Given exercise ->
In the entries that follow, how many lines contain "Cost"? Answer with the number only.

Records from a collection:
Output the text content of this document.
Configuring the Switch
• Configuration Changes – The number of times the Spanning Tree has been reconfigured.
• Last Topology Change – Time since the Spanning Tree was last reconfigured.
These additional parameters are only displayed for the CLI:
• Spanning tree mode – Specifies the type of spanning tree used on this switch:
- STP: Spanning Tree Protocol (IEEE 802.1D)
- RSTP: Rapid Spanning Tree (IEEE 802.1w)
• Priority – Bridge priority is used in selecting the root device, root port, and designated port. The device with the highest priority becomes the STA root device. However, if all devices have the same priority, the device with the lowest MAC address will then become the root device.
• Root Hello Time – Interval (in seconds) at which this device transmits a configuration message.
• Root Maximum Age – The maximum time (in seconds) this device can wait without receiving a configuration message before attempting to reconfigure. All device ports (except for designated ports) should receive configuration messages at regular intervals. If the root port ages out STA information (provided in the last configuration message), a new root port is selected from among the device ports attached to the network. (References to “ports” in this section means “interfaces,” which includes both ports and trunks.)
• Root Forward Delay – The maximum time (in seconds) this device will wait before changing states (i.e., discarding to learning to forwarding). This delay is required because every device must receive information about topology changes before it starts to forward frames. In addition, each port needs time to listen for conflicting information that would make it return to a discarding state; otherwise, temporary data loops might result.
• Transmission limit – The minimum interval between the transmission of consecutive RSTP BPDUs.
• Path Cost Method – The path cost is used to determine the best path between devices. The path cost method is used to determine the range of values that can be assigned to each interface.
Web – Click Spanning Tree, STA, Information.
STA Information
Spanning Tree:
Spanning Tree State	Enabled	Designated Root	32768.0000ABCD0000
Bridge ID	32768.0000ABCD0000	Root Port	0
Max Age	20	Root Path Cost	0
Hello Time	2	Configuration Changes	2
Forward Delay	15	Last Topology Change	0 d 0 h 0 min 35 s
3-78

Worked solution ->
2